**TASK PROMPT:** Repeat the records below exactly, leaving out any pictures.

**********

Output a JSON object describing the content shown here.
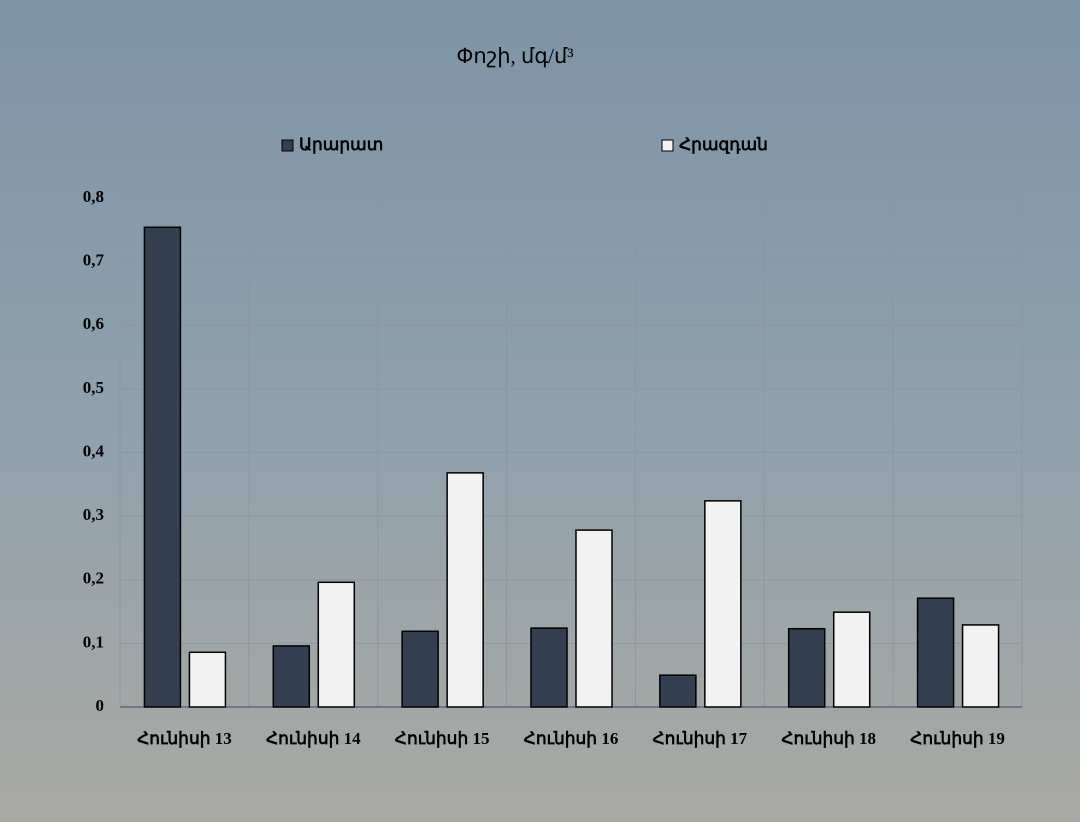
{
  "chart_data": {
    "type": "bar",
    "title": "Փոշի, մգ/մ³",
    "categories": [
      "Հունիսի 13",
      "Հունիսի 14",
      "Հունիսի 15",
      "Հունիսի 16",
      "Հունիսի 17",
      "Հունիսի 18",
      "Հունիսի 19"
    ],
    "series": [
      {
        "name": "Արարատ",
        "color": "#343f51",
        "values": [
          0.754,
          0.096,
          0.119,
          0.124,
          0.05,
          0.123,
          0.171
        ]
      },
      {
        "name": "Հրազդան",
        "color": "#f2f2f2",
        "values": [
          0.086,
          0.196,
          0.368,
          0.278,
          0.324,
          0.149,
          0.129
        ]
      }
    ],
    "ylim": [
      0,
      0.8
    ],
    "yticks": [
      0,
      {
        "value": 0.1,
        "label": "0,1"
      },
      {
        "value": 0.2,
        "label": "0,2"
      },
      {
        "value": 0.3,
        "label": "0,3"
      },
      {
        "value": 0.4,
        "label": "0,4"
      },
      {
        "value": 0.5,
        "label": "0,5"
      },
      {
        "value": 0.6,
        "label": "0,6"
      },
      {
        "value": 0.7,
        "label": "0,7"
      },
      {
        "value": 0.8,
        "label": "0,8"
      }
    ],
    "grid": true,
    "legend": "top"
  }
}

**********

**RESPONSE TO THIS TASK:**
Output a JSON object describing the content shown here.
{
  "chart_data": {
    "type": "bar",
    "title": "Փոշի, մգ/մ³",
    "categories": [
      "Հունիսի 13",
      "Հունիսի 14",
      "Հունիսի 15",
      "Հունիսի 16",
      "Հունիսի 17",
      "Հունիսի 18",
      "Հունիսի 19"
    ],
    "series": [
      {
        "name": "Արարատ",
        "color": "#343f51",
        "values": [
          0.754,
          0.096,
          0.119,
          0.124,
          0.05,
          0.123,
          0.171
        ]
      },
      {
        "name": "Հրազդան",
        "color": "#f2f2f2",
        "values": [
          0.086,
          0.196,
          0.368,
          0.278,
          0.324,
          0.149,
          0.129
        ]
      }
    ],
    "ylim": [
      0,
      0.8
    ],
    "yticks": [
      0,
      {
        "value": 0.1,
        "label": "0,1"
      },
      {
        "value": 0.2,
        "label": "0,2"
      },
      {
        "value": 0.3,
        "label": "0,3"
      },
      {
        "value": 0.4,
        "label": "0,4"
      },
      {
        "value": 0.5,
        "label": "0,5"
      },
      {
        "value": 0.6,
        "label": "0,6"
      },
      {
        "value": 0.7,
        "label": "0,7"
      },
      {
        "value": 0.8,
        "label": "0,8"
      }
    ],
    "grid": true,
    "legend": "top"
  }
}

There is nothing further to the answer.